Everything in the listing should be restated word for word.

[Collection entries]
┏━━
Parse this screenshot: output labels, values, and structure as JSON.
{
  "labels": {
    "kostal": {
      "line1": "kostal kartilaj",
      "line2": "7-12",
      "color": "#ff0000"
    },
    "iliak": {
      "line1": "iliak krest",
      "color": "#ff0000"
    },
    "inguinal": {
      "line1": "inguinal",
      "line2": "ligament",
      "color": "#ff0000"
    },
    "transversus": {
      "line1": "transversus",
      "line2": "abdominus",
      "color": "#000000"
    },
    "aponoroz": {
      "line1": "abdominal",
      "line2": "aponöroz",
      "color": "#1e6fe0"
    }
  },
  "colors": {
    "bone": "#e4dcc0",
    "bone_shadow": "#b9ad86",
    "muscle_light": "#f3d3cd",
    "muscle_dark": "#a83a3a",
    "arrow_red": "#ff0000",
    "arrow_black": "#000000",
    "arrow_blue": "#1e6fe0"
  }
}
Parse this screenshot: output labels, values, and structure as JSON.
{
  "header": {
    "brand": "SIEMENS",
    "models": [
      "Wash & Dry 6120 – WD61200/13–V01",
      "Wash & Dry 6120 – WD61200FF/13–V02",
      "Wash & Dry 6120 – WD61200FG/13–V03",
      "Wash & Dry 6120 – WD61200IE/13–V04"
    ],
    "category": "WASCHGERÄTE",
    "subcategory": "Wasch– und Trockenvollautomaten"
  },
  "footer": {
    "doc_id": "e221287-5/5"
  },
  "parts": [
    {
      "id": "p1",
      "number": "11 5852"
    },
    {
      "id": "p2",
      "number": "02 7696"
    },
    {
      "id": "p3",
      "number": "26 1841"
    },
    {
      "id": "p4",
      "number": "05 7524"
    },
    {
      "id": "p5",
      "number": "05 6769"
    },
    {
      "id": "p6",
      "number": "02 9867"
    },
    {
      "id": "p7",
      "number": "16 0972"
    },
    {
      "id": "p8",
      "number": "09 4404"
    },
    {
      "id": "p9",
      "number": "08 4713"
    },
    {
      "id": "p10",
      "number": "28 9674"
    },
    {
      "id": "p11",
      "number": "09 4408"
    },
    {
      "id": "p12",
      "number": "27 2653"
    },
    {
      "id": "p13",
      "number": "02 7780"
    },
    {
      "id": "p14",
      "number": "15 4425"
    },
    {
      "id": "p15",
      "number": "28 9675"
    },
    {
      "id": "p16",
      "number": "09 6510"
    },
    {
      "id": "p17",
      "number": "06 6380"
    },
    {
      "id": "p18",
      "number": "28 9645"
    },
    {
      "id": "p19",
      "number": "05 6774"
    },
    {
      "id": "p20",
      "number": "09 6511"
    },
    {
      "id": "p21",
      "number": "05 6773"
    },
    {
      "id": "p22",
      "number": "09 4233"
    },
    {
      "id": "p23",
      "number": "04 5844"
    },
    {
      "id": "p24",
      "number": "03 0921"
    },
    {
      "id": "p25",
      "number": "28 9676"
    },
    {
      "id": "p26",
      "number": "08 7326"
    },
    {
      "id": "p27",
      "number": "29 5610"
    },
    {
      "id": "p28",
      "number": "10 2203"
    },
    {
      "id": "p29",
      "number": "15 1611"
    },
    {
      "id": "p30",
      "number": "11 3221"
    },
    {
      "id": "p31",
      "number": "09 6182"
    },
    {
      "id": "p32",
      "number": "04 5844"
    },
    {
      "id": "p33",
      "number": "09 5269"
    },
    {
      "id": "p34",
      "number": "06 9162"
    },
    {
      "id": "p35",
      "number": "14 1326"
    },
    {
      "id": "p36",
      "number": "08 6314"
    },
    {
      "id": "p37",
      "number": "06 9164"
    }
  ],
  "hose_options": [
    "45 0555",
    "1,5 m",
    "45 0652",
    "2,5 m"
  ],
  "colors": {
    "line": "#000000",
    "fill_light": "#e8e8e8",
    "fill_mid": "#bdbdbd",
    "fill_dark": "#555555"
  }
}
┗━━
#### Response to the exercise
Parse this screenshot: output labels, values, and structure as JSON.
{
  "labels": {
    "kostal": {
      "line1": "kostal kartilaj",
      "line2": "7-12",
      "color": "#ff0000"
    },
    "iliak": {
      "line1": "iliak krest",
      "color": "#ff0000"
    },
    "inguinal": {
      "line1": "inguinal",
      "line2": "ligament",
      "color": "#ff0000"
    },
    "transversus": {
      "line1": "transversus",
      "line2": "abdominus",
      "color": "#000000"
    },
    "aponoroz": {
      "line1": "abdominal",
      "line2": "aponöroz",
      "color": "#1e6fe0"
    }
  },
  "colors": {
    "bone": "#e4dcc0",
    "bone_shadow": "#b9ad86",
    "muscle_light": "#f3d3cd",
    "muscle_dark": "#a83a3a",
    "arrow_red": "#ff0000",
    "arrow_black": "#000000",
    "arrow_blue": "#1e6fe0"
  }
}
Parse this screenshot: output labels, values, and structure as JSON.
{
  "header": {
    "brand": "SIEMENS",
    "models": [
      "Wash & Dry 6120 – WD61200/13–V01",
      "Wash & Dry 6120 – WD61200FF/13–V02",
      "Wash & Dry 6120 – WD61200FG/13–V03",
      "Wash & Dry 6120 – WD61200IE/13–V04"
    ],
    "category": "WASCHGERÄTE",
    "subcategory": "Wasch– und Trockenvollautomaten"
  },
  "footer": {
    "doc_id": "e221287-5/5"
  },
  "parts": [
    {
      "id": "p1",
      "number": "11 5852"
    },
    {
      "id": "p2",
      "number": "02 7696"
    },
    {
      "id": "p3",
      "number": "26 1841"
    },
    {
      "id": "p4",
      "number": "05 7524"
    },
    {
      "id": "p5",
      "number": "05 6769"
    },
    {
      "id": "p6",
      "number": "02 9867"
    },
    {
      "id": "p7",
      "number": "16 0972"
    },
    {
      "id": "p8",
      "number": "09 4404"
    },
    {
      "id": "p9",
      "number": "08 4713"
    },
    {
      "id": "p10",
      "number": "28 9674"
    },
    {
      "id": "p11",
      "number": "09 4408"
    },
    {
      "id": "p12",
      "number": "27 2653"
    },
    {
      "id": "p13",
      "number": "02 7780"
    },
    {
      "id": "p14",
      "number": "15 4425"
    },
    {
      "id": "p15",
      "number": "28 9675"
    },
    {
      "id": "p16",
      "number": "09 6510"
    },
    {
      "id": "p17",
      "number": "06 6380"
    },
    {
      "id": "p18",
      "number": "28 9645"
    },
    {
      "id": "p19",
      "number": "05 6774"
    },
    {
      "id": "p20",
      "number": "09 6511"
    },
    {
      "id": "p21",
      "number": "05 6773"
    },
    {
      "id": "p22",
      "number": "09 4233"
    },
    {
      "id": "p23",
      "number": "04 5844"
    },
    {
      "id": "p24",
      "number": "03 0921"
    },
    {
      "id": "p25",
      "number": "28 9676"
    },
    {
      "id": "p26",
      "number": "08 7326"
    },
    {
      "id": "p27",
      "number": "29 5610"
    },
    {
      "id": "p28",
      "number": "10 2203"
    },
    {
      "id": "p29",
      "number": "15 1611"
    },
    {
      "id": "p30",
      "number": "11 3221"
    },
    {
      "id": "p31",
      "number": "09 6182"
    },
    {
      "id": "p32",
      "number": "04 5844"
    },
    {
      "id": "p33",
      "number": "09 5269"
    },
    {
      "id": "p34",
      "number": "06 9162"
    },
    {
      "id": "p35",
      "number": "14 1326"
    },
    {
      "id": "p36",
      "number": "08 6314"
    },
    {
      "id": "p37",
      "number": "06 9164"
    }
  ],
  "hose_options": [
    "45 0555",
    "1,5 m",
    "45 0652",
    "2,5 m"
  ],
  "colors": {
    "line": "#000000",
    "fill_light": "#e8e8e8",
    "fill_mid": "#bdbdbd",
    "fill_dark": "#555555"
  }
}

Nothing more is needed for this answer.